Boxed element entries
BEGIN
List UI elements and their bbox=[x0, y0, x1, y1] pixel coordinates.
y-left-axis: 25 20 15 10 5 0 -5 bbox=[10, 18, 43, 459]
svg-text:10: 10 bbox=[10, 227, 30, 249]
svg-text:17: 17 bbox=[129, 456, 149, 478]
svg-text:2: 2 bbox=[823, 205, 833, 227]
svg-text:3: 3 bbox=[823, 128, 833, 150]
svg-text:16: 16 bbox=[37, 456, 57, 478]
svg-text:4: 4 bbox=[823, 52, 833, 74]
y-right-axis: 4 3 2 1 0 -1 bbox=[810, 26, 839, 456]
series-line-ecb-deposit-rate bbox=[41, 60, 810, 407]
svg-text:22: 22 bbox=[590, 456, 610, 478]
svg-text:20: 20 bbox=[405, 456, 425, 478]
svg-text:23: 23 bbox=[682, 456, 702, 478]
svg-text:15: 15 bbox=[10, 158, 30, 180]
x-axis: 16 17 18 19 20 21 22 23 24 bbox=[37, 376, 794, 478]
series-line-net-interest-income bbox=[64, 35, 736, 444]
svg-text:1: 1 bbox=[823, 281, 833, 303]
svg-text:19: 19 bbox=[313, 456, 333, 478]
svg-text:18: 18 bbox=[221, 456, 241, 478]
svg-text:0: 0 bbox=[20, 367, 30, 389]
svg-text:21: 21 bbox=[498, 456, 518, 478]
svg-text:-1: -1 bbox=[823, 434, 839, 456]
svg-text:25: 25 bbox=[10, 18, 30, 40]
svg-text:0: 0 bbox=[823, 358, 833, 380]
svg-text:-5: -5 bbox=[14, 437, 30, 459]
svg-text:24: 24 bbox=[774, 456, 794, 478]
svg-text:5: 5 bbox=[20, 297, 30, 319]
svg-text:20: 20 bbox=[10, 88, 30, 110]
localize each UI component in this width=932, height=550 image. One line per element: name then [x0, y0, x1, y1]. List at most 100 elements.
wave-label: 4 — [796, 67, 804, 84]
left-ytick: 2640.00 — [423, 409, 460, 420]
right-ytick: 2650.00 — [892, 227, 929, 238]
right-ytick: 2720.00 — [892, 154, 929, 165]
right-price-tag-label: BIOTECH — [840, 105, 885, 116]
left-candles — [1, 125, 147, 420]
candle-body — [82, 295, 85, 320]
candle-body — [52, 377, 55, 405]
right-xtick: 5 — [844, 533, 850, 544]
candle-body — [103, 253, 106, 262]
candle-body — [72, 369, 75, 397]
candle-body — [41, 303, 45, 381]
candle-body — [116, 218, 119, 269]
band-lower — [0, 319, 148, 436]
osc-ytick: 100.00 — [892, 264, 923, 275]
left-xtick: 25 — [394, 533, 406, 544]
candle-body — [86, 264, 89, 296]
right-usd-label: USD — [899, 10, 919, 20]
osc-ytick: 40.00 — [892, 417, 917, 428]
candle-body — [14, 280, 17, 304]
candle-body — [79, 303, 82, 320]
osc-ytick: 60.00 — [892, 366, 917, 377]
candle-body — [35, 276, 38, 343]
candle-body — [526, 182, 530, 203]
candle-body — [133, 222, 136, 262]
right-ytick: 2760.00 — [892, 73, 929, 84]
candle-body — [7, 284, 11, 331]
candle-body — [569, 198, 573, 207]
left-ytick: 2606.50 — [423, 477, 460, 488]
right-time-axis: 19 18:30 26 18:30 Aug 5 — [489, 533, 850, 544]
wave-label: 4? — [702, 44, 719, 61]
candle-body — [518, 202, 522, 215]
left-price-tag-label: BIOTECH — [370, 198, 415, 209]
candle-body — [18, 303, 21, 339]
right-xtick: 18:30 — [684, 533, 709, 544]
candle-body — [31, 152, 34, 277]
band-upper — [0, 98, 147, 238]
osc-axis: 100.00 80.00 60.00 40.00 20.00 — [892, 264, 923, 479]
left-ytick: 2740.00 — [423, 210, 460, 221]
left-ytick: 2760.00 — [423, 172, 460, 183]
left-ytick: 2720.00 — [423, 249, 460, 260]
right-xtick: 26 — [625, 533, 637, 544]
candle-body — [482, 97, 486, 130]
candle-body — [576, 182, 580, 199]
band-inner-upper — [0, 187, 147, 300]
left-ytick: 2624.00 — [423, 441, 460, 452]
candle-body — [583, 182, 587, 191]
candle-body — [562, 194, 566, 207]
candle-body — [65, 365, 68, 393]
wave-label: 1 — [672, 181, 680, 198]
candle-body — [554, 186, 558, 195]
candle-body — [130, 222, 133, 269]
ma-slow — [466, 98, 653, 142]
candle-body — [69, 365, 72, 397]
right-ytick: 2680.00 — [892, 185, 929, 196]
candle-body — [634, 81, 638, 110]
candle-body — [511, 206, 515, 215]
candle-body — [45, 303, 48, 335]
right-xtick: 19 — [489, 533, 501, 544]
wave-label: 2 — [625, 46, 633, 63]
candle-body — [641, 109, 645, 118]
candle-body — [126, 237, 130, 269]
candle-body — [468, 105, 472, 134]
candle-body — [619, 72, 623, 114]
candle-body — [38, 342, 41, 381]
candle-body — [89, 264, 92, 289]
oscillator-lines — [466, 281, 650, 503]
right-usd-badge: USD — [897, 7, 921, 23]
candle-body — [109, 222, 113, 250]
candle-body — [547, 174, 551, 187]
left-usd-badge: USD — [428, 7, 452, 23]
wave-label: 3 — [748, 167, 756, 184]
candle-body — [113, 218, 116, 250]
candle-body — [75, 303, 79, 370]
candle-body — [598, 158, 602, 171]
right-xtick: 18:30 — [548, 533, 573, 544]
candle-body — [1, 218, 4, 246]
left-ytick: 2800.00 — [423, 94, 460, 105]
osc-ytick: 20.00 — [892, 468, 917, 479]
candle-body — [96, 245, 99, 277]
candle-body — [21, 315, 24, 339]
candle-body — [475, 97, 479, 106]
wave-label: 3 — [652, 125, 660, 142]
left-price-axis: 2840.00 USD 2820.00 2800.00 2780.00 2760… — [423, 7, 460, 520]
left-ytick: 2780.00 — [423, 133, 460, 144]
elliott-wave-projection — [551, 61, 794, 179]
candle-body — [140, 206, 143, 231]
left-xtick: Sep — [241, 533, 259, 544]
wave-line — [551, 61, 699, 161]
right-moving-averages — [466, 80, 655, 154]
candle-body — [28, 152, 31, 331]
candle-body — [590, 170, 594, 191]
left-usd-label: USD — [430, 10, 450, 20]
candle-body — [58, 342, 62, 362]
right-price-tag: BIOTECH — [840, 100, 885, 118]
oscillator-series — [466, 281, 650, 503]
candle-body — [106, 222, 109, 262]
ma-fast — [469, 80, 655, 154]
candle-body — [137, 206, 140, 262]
END
Change "pixel coordinates" to "coordinates in pixels" throughout the rows above and give them again with everything else left as it is.

List UI elements and their bbox=[x0, y0, x1, y1] coordinates in pixels.
y-left-axis: 25 20 15 10 5 0 -5 bbox=[10, 18, 43, 459]
svg-text:10: 10 bbox=[10, 227, 30, 249]
svg-text:17: 17 bbox=[129, 456, 149, 478]
svg-text:2: 2 bbox=[823, 205, 833, 227]
svg-text:3: 3 bbox=[823, 128, 833, 150]
svg-text:16: 16 bbox=[37, 456, 57, 478]
svg-text:4: 4 bbox=[823, 52, 833, 74]
y-right-axis: 4 3 2 1 0 -1 bbox=[810, 26, 839, 456]
series-line-ecb-deposit-rate bbox=[41, 60, 810, 407]
svg-text:22: 22 bbox=[590, 456, 610, 478]
svg-text:20: 20 bbox=[405, 456, 425, 478]
svg-text:23: 23 bbox=[682, 456, 702, 478]
svg-text:15: 15 bbox=[10, 158, 30, 180]
x-axis: 16 17 18 19 20 21 22 23 24 bbox=[37, 376, 794, 478]
series-line-net-interest-income bbox=[64, 35, 736, 444]
svg-text:1: 1 bbox=[823, 281, 833, 303]
svg-text:19: 19 bbox=[313, 456, 333, 478]
svg-text:18: 18 bbox=[221, 456, 241, 478]
svg-text:0: 0 bbox=[20, 367, 30, 389]
svg-text:21: 21 bbox=[498, 456, 518, 478]
svg-text:-1: -1 bbox=[823, 434, 839, 456]
svg-text:25: 25 bbox=[10, 18, 30, 40]
svg-text:0: 0 bbox=[823, 358, 833, 380]
svg-text:-5: -5 bbox=[14, 437, 30, 459]
svg-text:24: 24 bbox=[774, 456, 794, 478]
svg-text:5: 5 bbox=[20, 297, 30, 319]
svg-text:20: 20 bbox=[10, 88, 30, 110]
localize each UI component in this width=932, height=550 image. One line per element: name then [x0, y0, x1, y1]. List at most 100 elements.
wave-label: 4 — [796, 67, 804, 84]
left-ytick: 2640.00 — [423, 409, 460, 420]
right-ytick: 2650.00 — [892, 227, 929, 238]
right-ytick: 2720.00 — [892, 154, 929, 165]
right-price-tag-label: BIOTECH — [840, 105, 885, 116]
left-candles — [1, 125, 147, 420]
candle-body — [82, 295, 85, 320]
candle-body — [52, 377, 55, 405]
right-xtick: 5 — [844, 533, 850, 544]
candle-body — [103, 253, 106, 262]
candle-body — [72, 369, 75, 397]
candle-body — [41, 303, 45, 381]
candle-body — [116, 218, 119, 269]
band-lower — [0, 319, 148, 436]
osc-ytick: 100.00 — [892, 264, 923, 275]
left-xtick: 25 — [394, 533, 406, 544]
candle-body — [86, 264, 89, 296]
right-usd-label: USD — [899, 10, 919, 20]
osc-ytick: 40.00 — [892, 417, 917, 428]
candle-body — [14, 280, 17, 304]
candle-body — [79, 303, 82, 320]
osc-ytick: 60.00 — [892, 366, 917, 377]
candle-body — [35, 276, 38, 343]
candle-body — [526, 182, 530, 203]
candle-body — [133, 222, 136, 262]
right-ytick: 2760.00 — [892, 73, 929, 84]
candle-body — [7, 284, 11, 331]
candle-body — [569, 198, 573, 207]
left-ytick: 2606.50 — [423, 477, 460, 488]
right-time-axis: 19 18:30 26 18:30 Aug 5 — [489, 533, 850, 544]
wave-label: 4? — [702, 44, 719, 61]
candle-body — [518, 202, 522, 215]
left-price-tag-label: BIOTECH — [370, 198, 415, 209]
candle-body — [18, 303, 21, 339]
right-xtick: 18:30 — [684, 533, 709, 544]
candle-body — [31, 152, 34, 277]
band-upper — [0, 98, 147, 238]
osc-axis: 100.00 80.00 60.00 40.00 20.00 — [892, 264, 923, 479]
left-ytick: 2740.00 — [423, 210, 460, 221]
left-ytick: 2760.00 — [423, 172, 460, 183]
left-ytick: 2720.00 — [423, 249, 460, 260]
right-xtick: 26 — [625, 533, 637, 544]
candle-body — [482, 97, 486, 130]
candle-body — [576, 182, 580, 199]
band-inner-upper — [0, 187, 147, 300]
left-ytick: 2624.00 — [423, 441, 460, 452]
candle-body — [583, 182, 587, 191]
candle-body — [562, 194, 566, 207]
candle-body — [65, 365, 68, 393]
wave-label: 1 — [672, 181, 680, 198]
candle-body — [554, 186, 558, 195]
candle-body — [130, 222, 133, 269]
ma-slow — [466, 98, 653, 142]
candle-body — [69, 365, 72, 397]
right-ytick: 2680.00 — [892, 185, 929, 196]
candle-body — [634, 81, 638, 110]
candle-body — [511, 206, 515, 215]
candle-body — [45, 303, 48, 335]
right-xtick: 19 — [489, 533, 501, 544]
wave-label: 2 — [625, 46, 633, 63]
candle-body — [641, 109, 645, 118]
candle-body — [126, 237, 130, 269]
candle-body — [468, 105, 472, 134]
candle-body — [619, 72, 623, 114]
candle-body — [38, 342, 41, 381]
candle-body — [89, 264, 92, 289]
oscillator-lines — [466, 281, 650, 503]
right-usd-badge: USD — [897, 7, 921, 23]
candle-body — [109, 222, 113, 250]
candle-body — [547, 174, 551, 187]
left-usd-badge: USD — [428, 7, 452, 23]
wave-label: 3 — [748, 167, 756, 184]
candle-body — [113, 218, 116, 250]
candle-body — [75, 303, 79, 370]
candle-body — [598, 158, 602, 171]
right-xtick: 18:30 — [548, 533, 573, 544]
candle-body — [1, 218, 4, 246]
left-ytick: 2800.00 — [423, 94, 460, 105]
osc-ytick: 20.00 — [892, 468, 917, 479]
candle-body — [96, 245, 99, 277]
candle-body — [21, 315, 24, 339]
candle-body — [475, 97, 479, 106]
wave-label: 3 — [652, 125, 660, 142]
left-price-axis: 2840.00 USD 2820.00 2800.00 2780.00 2760… — [423, 7, 460, 520]
left-ytick: 2780.00 — [423, 133, 460, 144]
elliott-wave-projection — [551, 61, 794, 179]
candle-body — [140, 206, 143, 231]
left-xtick: Sep — [241, 533, 259, 544]
wave-line — [551, 61, 699, 161]
right-moving-averages — [466, 80, 655, 154]
candle-body — [28, 152, 31, 331]
candle-body — [590, 170, 594, 191]
left-usd-label: USD — [430, 10, 450, 20]
candle-body — [58, 342, 62, 362]
right-price-tag: BIOTECH — [840, 100, 885, 118]
oscillator-series — [466, 281, 650, 503]
candle-body — [106, 222, 109, 262]
ma-fast — [469, 80, 655, 154]
candle-body — [137, 206, 140, 262]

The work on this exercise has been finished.